Written task — Reproduce the entries word for word, and omit any picture you find in them.

--------------------------------------------------

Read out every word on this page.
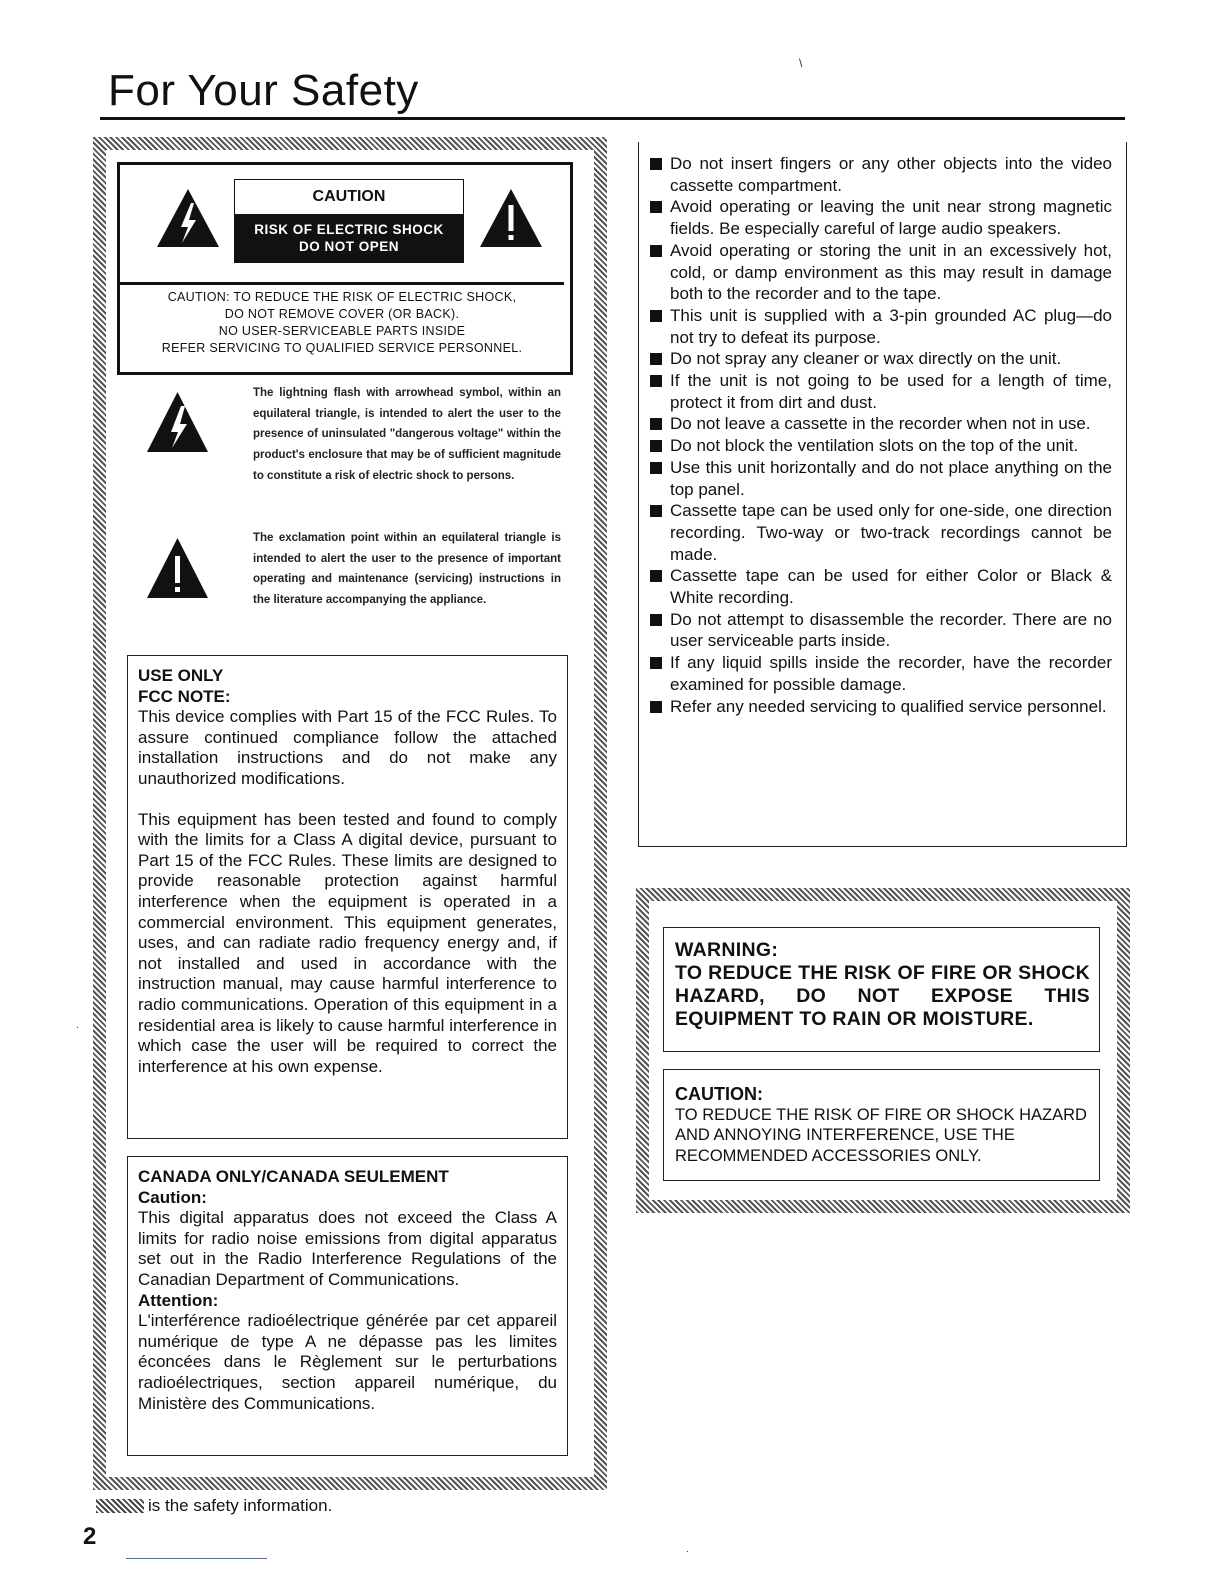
For Your Safety
\
CAUTION
RISK OF ELECTRIC SHOCK
DO NOT OPEN
CAUTION: TO REDUCE THE RISK OF ELECTRIC SHOCK,
DO NOT REMOVE COVER (OR BACK).
NO USER-SERVICEABLE PARTS INSIDE
REFER SERVICING TO QUALIFIED SERVICE PERSONNEL.
The lightning flash with arrowhead symbol, within an equilateral triangle, is intended to alert the user to the presence of uninsulated "dangerous voltage" within the product's enclosure that may be of sufficient magnitude to constitute a risk of electric shock to persons.
The exclamation point within an equilateral triangle is intended to alert the user to the presence of important operating and maintenance (servicing) instructions in the literature accompanying the appliance.
USE ONLY
FCC NOTE:
This device complies with Part 15 of the FCC Rules. To assure continued compliance follow the attached installation instructions and do not make any unauthorized modifications.
This equipment has been tested and found to comply with the limits for a Class A digital device, pursuant to Part 15 of the FCC Rules. These limits are designed to provide reasonable protection against harmful interference when the equipment is operated in a commercial environment. This equipment generates, uses, and can radiate radio frequency energy and, if not installed and used in accordance with the instruction manual, may cause harmful interference to radio communications. Operation of this equipment in a residential area is likely to cause harmful interference in which case the user will be required to correct the interference at his own expense.
CANADA ONLY/CANADA SEULEMENT
Caution:
This digital apparatus does not exceed the Class A limits for radio noise emissions from digital apparatus set out in the Radio Interference Regulations of the Canadian Department of Communications.
Attention:
L'interférence radioélectrique générée par cet appareil numérique de type A ne dépasse pas les limites éconcées dans le Règlement sur le perturbations radioélectriques, section appareil numérique, du Ministère des Communications.
.
Do not insert fingers or any other objects into the video cassette compartment.
Avoid operating or leaving the unit near strong magnetic fields. Be especially careful of large audio speakers.
Avoid operating or storing the unit in an excessively hot, cold, or damp environment as this may result in damage both to the recorder and to the tape.
This unit is supplied with a 3-pin grounded AC plug—do not try to defeat its purpose.
Do not spray any cleaner or wax directly on the unit.
If the unit is not going to be used for a length of time, protect it from dirt and dust.
Do not leave a cassette in the recorder when not in use.
Do not block the ventilation slots on the top of the unit.
Use this unit horizontally and do not place anything on the top panel.
Cassette tape can be used only for one-side, one direction recording. Two-way or two-track recordings cannot be made.
Cassette tape can be used for either Color or Black & White recording.
Do not attempt to disassemble the recorder. There are no user serviceable parts inside.
If any liquid spills inside the recorder, have the recorder examined for possible damage.
Refer any needed servicing to qualified service personnel.
WARNING:
TO REDUCE THE RISK OF FIRE OR SHOCK HAZARD, DO NOT EXPOSE THIS EQUIPMENT TO RAIN OR MOISTURE.
CAUTION:
TO REDUCE THE RISK OF FIRE OR SHOCK HAZARD AND ANNOYING INTERFERENCE, USE THE RECOMMENDED ACCESSORIES ONLY.
is the safety information.
2	.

--------------------------------------------------

Completed exercise —
Read out every word on this page.
For Your Safety
\
CAUTION
RISK OF ELECTRIC SHOCK
DO NOT OPEN
CAUTION: TO REDUCE THE RISK OF ELECTRIC SHOCK,
DO NOT REMOVE COVER (OR BACK).
NO USER-SERVICEABLE PARTS INSIDE
REFER SERVICING TO QUALIFIED SERVICE PERSONNEL.
The lightning flash with arrowhead symbol, within an equilateral triangle, is intended to alert the user to the presence of uninsulated "dangerous voltage" within the product's enclosure that may be of sufficient magnitude to constitute a risk of electric shock to persons.
The exclamation point within an equilateral triangle is intended to alert the user to the presence of important operating and maintenance (servicing) instructions in the literature accompanying the appliance.
USE ONLY
FCC NOTE:
This device complies with Part 15 of the FCC Rules. To assure continued compliance follow the attached installation instructions and do not make any unauthorized modifications.
This equipment has been tested and found to comply with the limits for a Class A digital device, pursuant to Part 15 of the FCC Rules. These limits are designed to provide reasonable protection against harmful interference when the equipment is operated in a commercial environment. This equipment generates, uses, and can radiate radio frequency energy and, if not installed and used in accordance with the instruction manual, may cause harmful interference to radio communications. Operation of this equipment in a residential area is likely to cause harmful interference in which case the user will be required to correct the interference at his own expense.
CANADA ONLY/CANADA SEULEMENT
Caution:
This digital apparatus does not exceed the Class A limits for radio noise emissions from digital apparatus set out in the Radio Interference Regulations of the Canadian Department of Communications.
Attention:
L'interférence radioélectrique générée par cet appareil numérique de type A ne dépasse pas les limites éconcées dans le Règlement sur le perturbations radioélectriques, section appareil numérique, du Ministère des Communications.
.
Do not insert fingers or any other objects into the video cassette compartment.
Avoid operating or leaving the unit near strong magnetic fields. Be especially careful of large audio speakers.
Avoid operating or storing the unit in an excessively hot, cold, or damp environment as this may result in damage both to the recorder and to the tape.
This unit is supplied with a 3-pin grounded AC plug—do not try to defeat its purpose.
Do not spray any cleaner or wax directly on the unit.
If the unit is not going to be used for a length of time, protect it from dirt and dust.
Do not leave a cassette in the recorder when not in use.
Do not block the ventilation slots on the top of the unit.
Use this unit horizontally and do not place anything on the top panel.
Cassette tape can be used only for one-side, one direction recording. Two-way or two-track recordings cannot be made.
Cassette tape can be used for either Color or Black & White recording.
Do not attempt to disassemble the recorder. There are no user serviceable parts inside.
If any liquid spills inside the recorder, have the recorder examined for possible damage.
Refer any needed servicing to qualified service personnel.
WARNING:
TO REDUCE THE RISK OF FIRE OR SHOCK HAZARD, DO NOT EXPOSE THIS EQUIPMENT TO RAIN OR MOISTURE.
CAUTION:
TO REDUCE THE RISK OF FIRE OR SHOCK HAZARD AND ANNOYING INTERFERENCE, USE THE RECOMMENDED ACCESSORIES ONLY.
is the safety information.
2	.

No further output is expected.